— Begin Excerpt to read —

With due respect to the Fourth Circuit, we do not follow its reasoning. Its approach assumes that, for a public official, the threat of suit in his individual capacity is no worse than the threat of suit as representative of the state, and that the burdens of defending are no more onerous for the former than the latter. Although we recognize a public official's obligation to defend a suit brought against him in his public capacity, the emotional, and perhaps physical, responsibility is not as great. "[T]he fear of being sued and held personally liable for damages is a far cry from a suit for reinstatement or injunctive relief, which public officials face regularly in the course of performing their duties." Bever, ante, 724 F.2d at 1091-92 n. 4 (Hall, J., dissenting). The threat may well include punitive, as well as actual damages. See Carlson v. Green, 446 U.S. 14, 22, 100 S.Ct. 1468, 1473-74, 64 L.Ed.2d 15 (1980). Even if the actual time spent on the case away from his ordinary responsibilities were the same whether the damages claim was in or out, the official's energy may be

Page 1190

diverted from pressing public issues merely by the personal apprehension involved. At the least, the official sued for damages may have to retain his own counsel at his own expense. Tubbesing, ante, 742 F.2d at 404 n. 3. In this litigious age all of these concerns are legitimate, and might easily deter individuals from taking public office.

Finally, the Fourth Circuit's approach might invite plaintiffs to include spurious injunctive claims to avoid interlocutory appeal of the immunity question, and thus force the defendant to face the tribulations of a trial from which he may be properly immune.

— End Excerpt to read —

> [Task objective] For each statement, answer yes or no on whether it agrees with the excerpt on suits against public officials, and quote the excerpt's words that decide it. 1. The court follows the Fourth Circuit's reasoning. 2. An official sued for damages may have to pay for his own lawyer. 3. The threat of suit may include punitive damages. Use nothing but the excerpt above.

— Begin Provided information —

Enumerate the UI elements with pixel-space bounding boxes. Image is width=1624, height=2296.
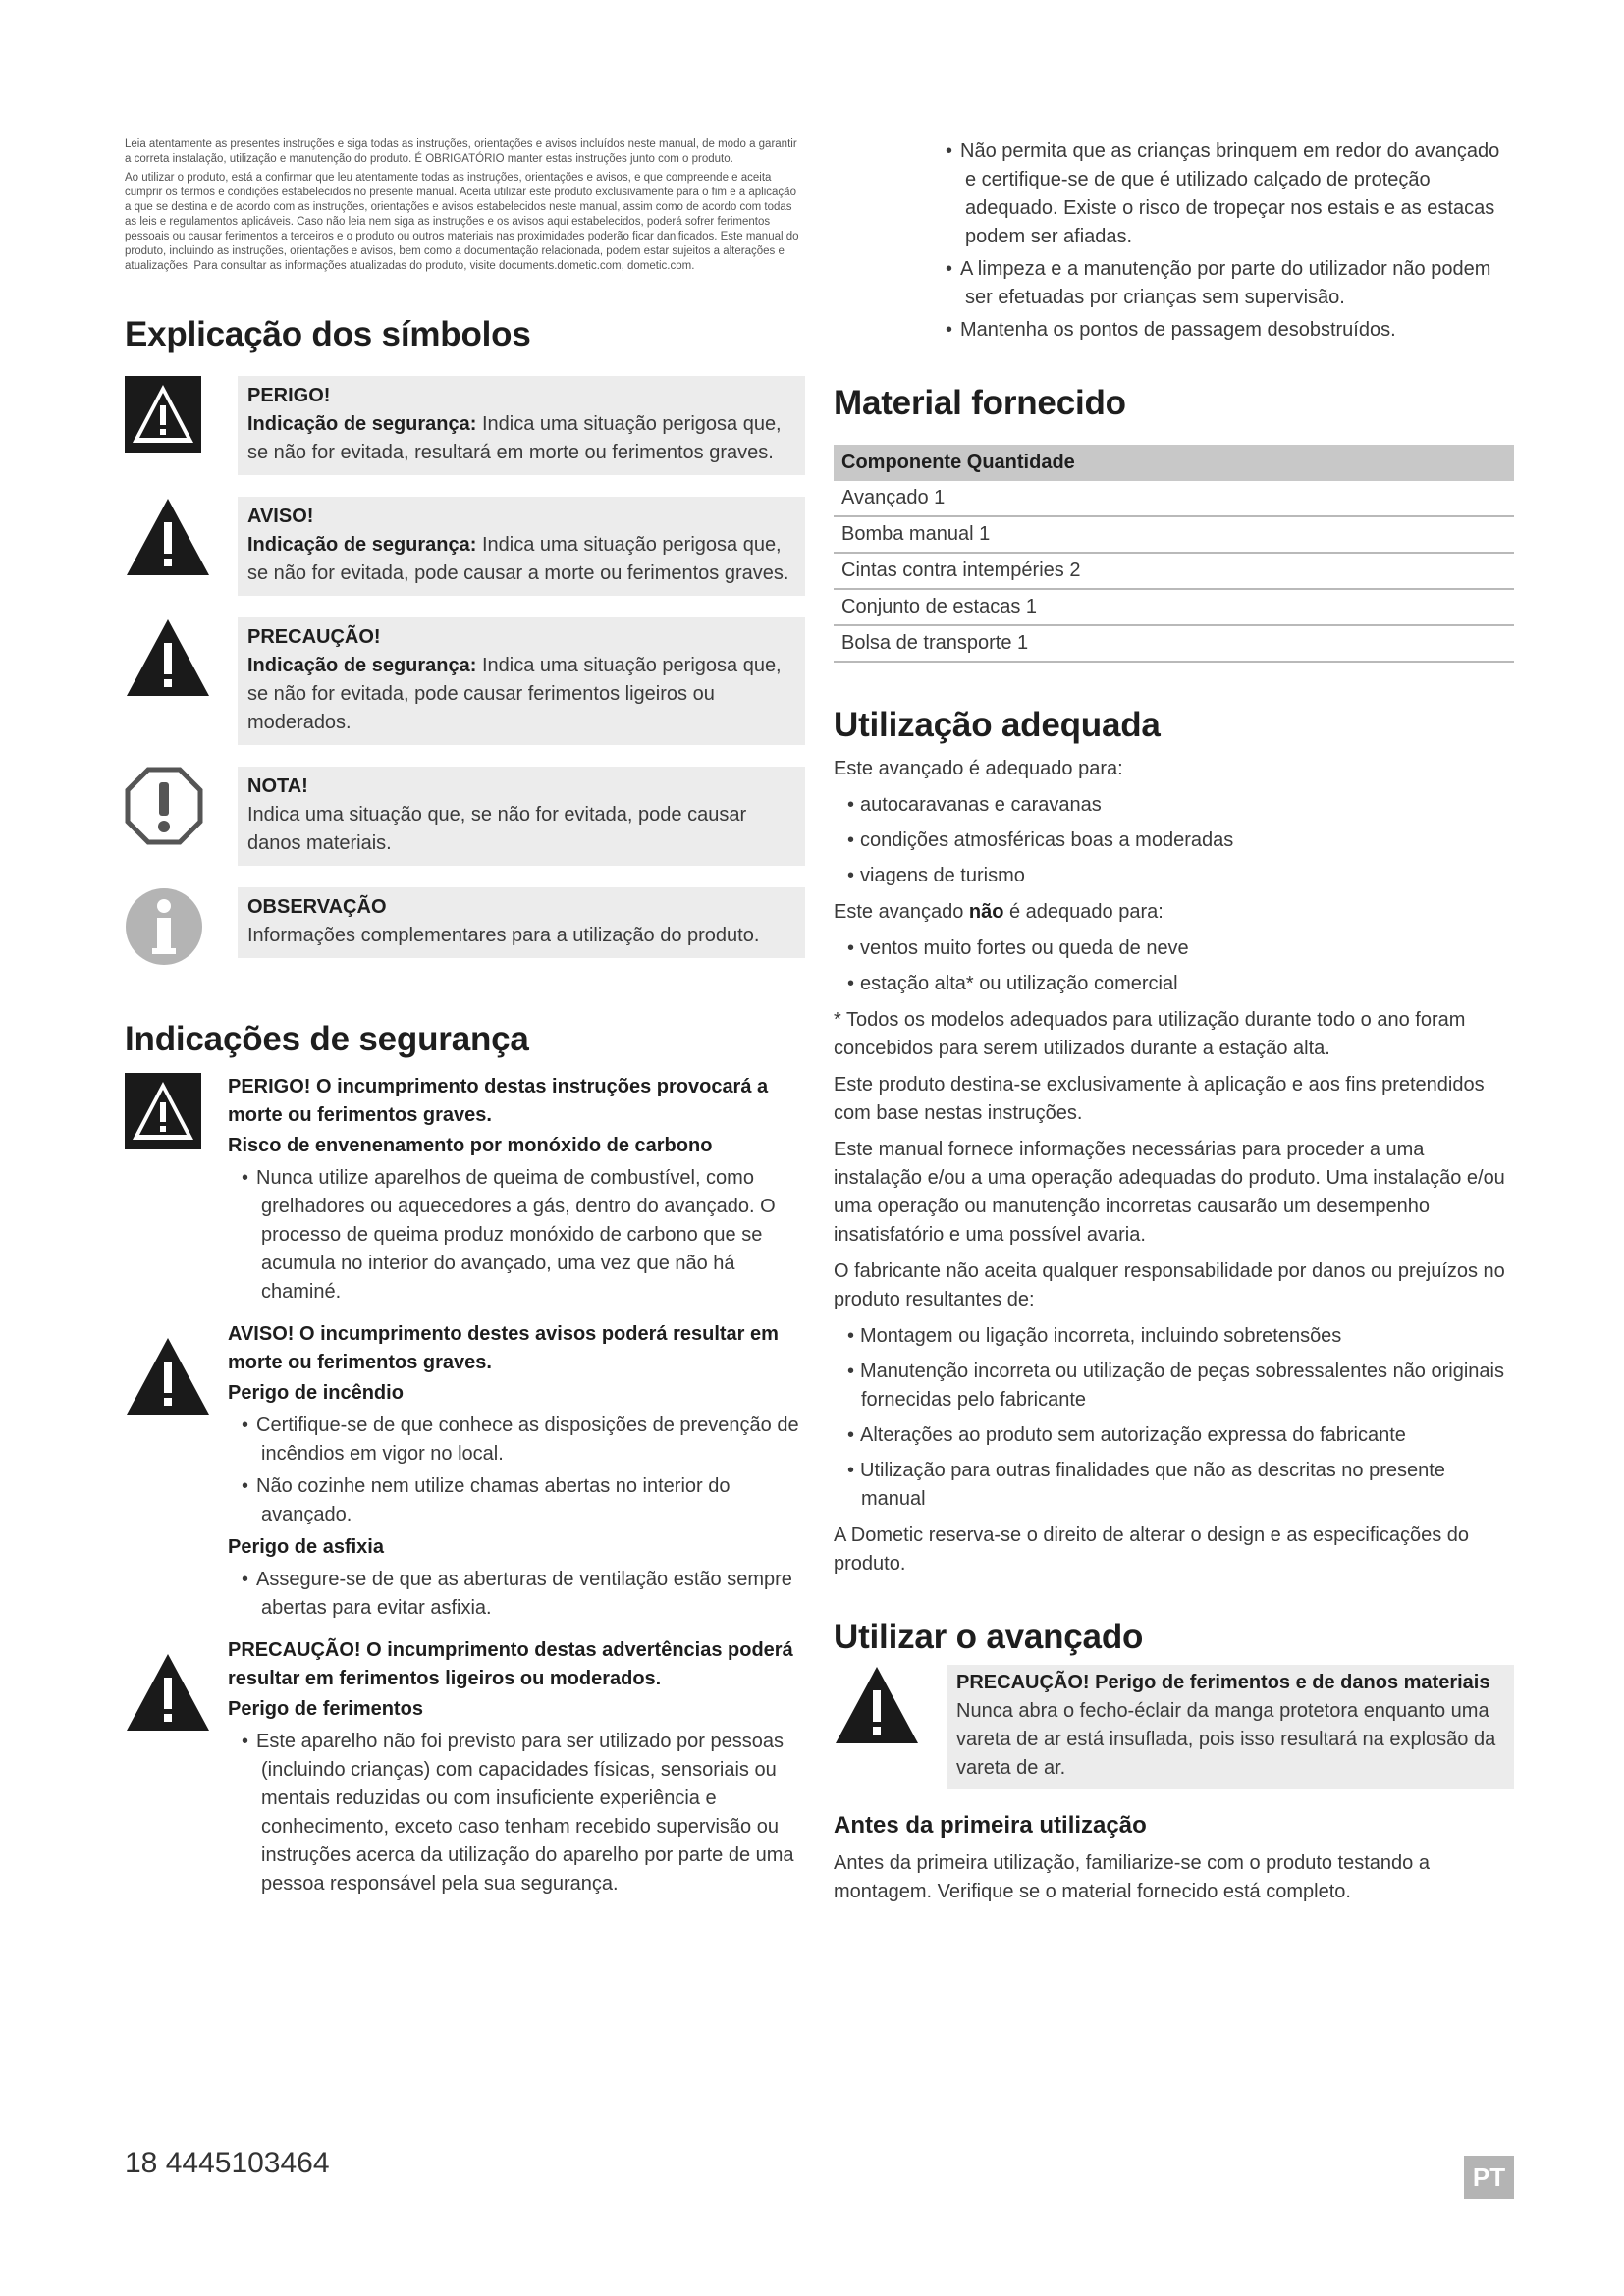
usage-paragraph-2: Este manual fornece informações necessárias para proceder a uma instalação e/ou a uma operação adequadas do produto. Uma instalação e/ou uma operação ou manutenção incorretas causarão um desempenho insatisfatório e uma possível avaria. (834, 1139, 1505, 1246)
intro-paragraph-1: Leia atentamente as presentes instruções e siga todas as instruções, orientações e avisos incluídos neste manual, de modo a garantir a correta instalação, utilização e manutenção do produto. É OBRIGATÓRIO manter estas instruções junto com o produto. (125, 138, 797, 165)
list-item: • estação alta* ou utilização comercial (834, 970, 1514, 998)
list-item: • A limpeza e a manutenção por parte do utilizador não podem ser efetuadas por crianças sem supervisão. (932, 255, 1514, 312)
symbol-note (125, 767, 805, 866)
language-badge: PT (1464, 2156, 1514, 2199)
safety-caution-body (228, 1636, 805, 1902)
symbol-danger-text (238, 376, 805, 475)
list-item: • Este aparelho não foi previsto para ser utilizado por pessoas (incluindo crianças) com capacidades físicas, sensoriais ou mentais reduzidas ou com insuficiente experiência e conhecimento, exceto caso tenham recebido supervisão ou instruções acerca da utilização do aparelho por parte de uma pessoa responsável pela sua segurança. (228, 1728, 805, 1898)
safety-danger-body (228, 1073, 805, 1310)
warning-triangle-icon (125, 497, 218, 590)
symbol-warning (125, 497, 805, 596)
safety-continued (932, 137, 1514, 345)
safety-fire-sub: Perigo de incêndio (228, 1382, 404, 1404)
usage-not-intro (834, 898, 1514, 927)
caution-desc: Indica uma situação perigosa que, se não for evitada, pode causar ferimentos ligeiros ou moderados. (247, 655, 782, 733)
symbols-heading: Explicação dos símbolos (125, 315, 531, 353)
table-row: Avançado 1 (834, 481, 1514, 516)
safety-asphyxia-sub: Perigo de asfixia (228, 1536, 384, 1558)
use-awning-caution (834, 1665, 1514, 1789)
usage-not-a: Este avançado (834, 901, 969, 923)
intro-text (125, 137, 805, 274)
table-row: Bolsa de transporte 1 (834, 625, 1514, 662)
symbol-info-text (238, 887, 805, 958)
usage-paragraph-1: Este produto destina-se exclusivamente à aplicação e aos fins pretendidos com base nestas instruções. (834, 1074, 1485, 1124)
info-desc: Informações complementares para a utilização do produto. (247, 925, 760, 946)
safety-warning-head: AVISO! O incumprimento destes avisos poderá resultar em morte ou ferimentos graves. (228, 1323, 779, 1373)
usage-not-list (834, 934, 1514, 998)
safety-asphyxia-list (228, 1566, 805, 1623)
usage-not-b: não (968, 901, 1004, 923)
safety-heading: Indicações de segurança (125, 1020, 529, 1058)
list-item: • condições atmosféricas boas a moderadas (834, 827, 1514, 855)
first-use-text: Antes da primeira utilização, familiarize-se com o produto testando a montagem. Verifique se o material fornecido está completo. (834, 1852, 1430, 1902)
danger-bold: Indicação de segurança: (247, 413, 477, 435)
intro-paragraph-2: Ao utilizar o produto, está a confirmar que leu atentamente todas as instruções, orientações e avisos, e que compreende e aceita cumprir os termos e condições estabelecidos no presente manual. Aceita utilizar este produto exclusivamente para o fim e a aplicação a que se destina e de acordo com as instruções, orientações e avisos estabelecidos neste manual, assim como de acordo com todas as leis e regulamentos aplicáveis. Caso não leia nem siga as instruções e os avisos aqui estabelecidos, poderá sofrer ferimentos pessoais ou causar ferimentos a terceiros e o produto ou outros materiais nas proximidades poderão ficar danificados. Este manual do produto, incluindo as instruções, orientações e avisos, bem como a documentação relacionada, podem estar sujeitos a alterações e atualizações. Para consultar as informações atualizadas do produto, visite documents.dometic.com, dometic.com. (125, 172, 799, 272)
usage-liability-list (834, 1322, 1514, 1514)
usage-suitable-intro: Este avançado é adequado para: (834, 758, 1123, 779)
warning-triangle-icon (125, 1320, 218, 1421)
list-item: • Mantenha os pontos de passagem desobstruídos. (932, 316, 1514, 345)
warning-desc: Indica uma situação perigosa que, se não for evitada, pode causar a morte ou ferimentos graves. (247, 534, 789, 584)
symbol-caution (125, 617, 805, 745)
symbol-danger (125, 376, 805, 475)
caution-triangle-icon (125, 1636, 218, 1737)
table-row: Conjunto de estacas 1 (834, 589, 1514, 625)
safety-warning (125, 1320, 805, 1627)
usage-paragraph-3: O fabricante não aceita qualquer responsabilidade por danos ou prejuízos no produto resultantes de: (834, 1260, 1505, 1310)
list-item: • Alterações ao produto sem autorização expressa do fabricante (834, 1421, 1514, 1450)
warning-bold: Indicação de segurança: (247, 534, 477, 556)
danger-label: PERIGO! (247, 385, 331, 406)
usage-paragraph-4: A Dometic reserva-se o direito de alterar o design e as especificações do produto. (834, 1524, 1470, 1575)
list-item: • Manutenção incorreta ou utilização de peças sobressalentes não originais fornecidas pelo fabricante (834, 1358, 1514, 1415)
safety-danger-list (228, 1164, 805, 1307)
safety-warning-body (228, 1320, 805, 1627)
table-row: Bomba manual 1 (834, 516, 1514, 553)
note-label: NOTA! (247, 775, 308, 797)
list-item: • Utilização para outras finalidades que não as descritas no presente manual (834, 1457, 1514, 1514)
list-item: • autocaravanas e caravanas (834, 791, 1514, 820)
danger-desc: Indica uma situação perigosa que, se não for evitada, resultará em morte ou ferimentos graves. (247, 413, 782, 463)
usage-footnote: * Todos os modelos adequados para utilização durante todo o ano foram concebidos para serem utilizados durante a estação alta. (834, 1009, 1466, 1059)
list-item: • Montagem ou ligação incorreta, incluindo sobretensões (834, 1322, 1514, 1351)
safety-injury-list (228, 1728, 805, 1898)
list-item: • Assegure-se de que as aberturas de ventilação estão sempre abertas para evitar asfixia. (228, 1566, 805, 1623)
usage-not-c: é adequado para: (1003, 901, 1164, 923)
symbol-note-text (238, 767, 805, 866)
list-item: • viagens de turismo (834, 862, 1514, 890)
safety-danger-head: PERIGO! O incumprimento destas instruções provocará a morte ou ferimentos graves. (228, 1076, 769, 1126)
caution-label: PRECAUÇÃO! (247, 626, 381, 648)
table-header: Componente Quantidade (834, 445, 1514, 481)
use-awning-caution-text (947, 1665, 1514, 1789)
usage-suitable-list (834, 791, 1514, 890)
use-awning-heading: Utilizar o avançado (834, 1618, 1144, 1656)
list-item: • Nunca utilize aparelhos de queima de combustível, como grelhadores ou aquecedores a gás, dentro do avançado. O processo de queima produz monóxido de carbono que se acumula no interior do avançado, uma vez que não há chaminé. (228, 1164, 805, 1307)
left-column (125, 137, 805, 1912)
danger-warning-icon (125, 1073, 218, 1154)
warning-label: AVISO! (247, 506, 314, 527)
table-row: Cintas contra intempéries 2 (834, 553, 1514, 589)
symbol-caution-text (238, 617, 805, 745)
list-item: • Certifique-se de que conhece as disposições de prevenção de incêndios em vigor no local. (228, 1412, 805, 1468)
safety-fire-list (228, 1412, 805, 1529)
info-icon (125, 887, 218, 981)
caution-bold: Indicação de segurança: (247, 655, 477, 676)
caution-triangle-icon (125, 617, 218, 711)
list-item: • Não permita que as crianças brinquem em redor do avançado e certifique-se de que é utilizado calçado de proteção adequado. Existe o risco de tropeçar nos estais e as estacas podem ser afiadas. (932, 137, 1514, 251)
right-column (834, 137, 1514, 1914)
safety-continued-list (932, 137, 1514, 345)
safety-injury-sub: Perigo de ferimentos (228, 1698, 423, 1720)
page-number: 18 4445103464 (125, 2147, 330, 2179)
material-table (834, 445, 1514, 663)
safety-danger (125, 1073, 805, 1310)
symbol-info (125, 887, 805, 981)
list-item: • Não cozinhe nem utilize chamas abertas no interior do avançado. (228, 1472, 805, 1529)
safety-danger-sub: Risco de envenenamento por monóxido de carbono (228, 1135, 713, 1156)
use-awning-caution-desc: Nunca abra o fecho-éclair da manga protetora enquanto uma vareta de ar está insuflada, pois isso resultará na explosão da vareta de ar. (956, 1700, 1496, 1779)
use-awning-caution-head: PRECAUÇÃO! Perigo de ferimentos e de danos materiais (956, 1672, 1490, 1693)
safety-caution-head: PRECAUÇÃO! O incumprimento destas advertências poderá resultar em ferimentos ligeiros ou moderados. (228, 1639, 793, 1689)
note-desc: Indica uma situação que, se não for evitada, pode causar danos materiais. (247, 804, 747, 854)
usage-heading: Utilização adequada (834, 706, 1161, 744)
first-use-heading: Antes da primeira utilização (834, 1812, 1147, 1839)
material-heading: Material fornecido (834, 384, 1126, 422)
info-label: OBSERVAÇÃO (247, 896, 387, 918)
notice-octagon-icon (125, 767, 218, 860)
safety-caution (125, 1636, 805, 1902)
danger-warning-icon (125, 376, 218, 469)
caution-triangle-icon (834, 1665, 927, 1750)
symbol-warning-text (238, 497, 805, 596)
list-item: • ventos muito fortes ou queda de neve (834, 934, 1514, 963)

— End Provided information —

> [Answer to the task]
1. No: "With due respect to the Fourth Circuit, we do not follow its reasoning."
2. Yes: "At the least, the official sued for damages may have to retain his own counsel at his own expense."
3. Yes: "The threat may well include punitive, as well as actual damages."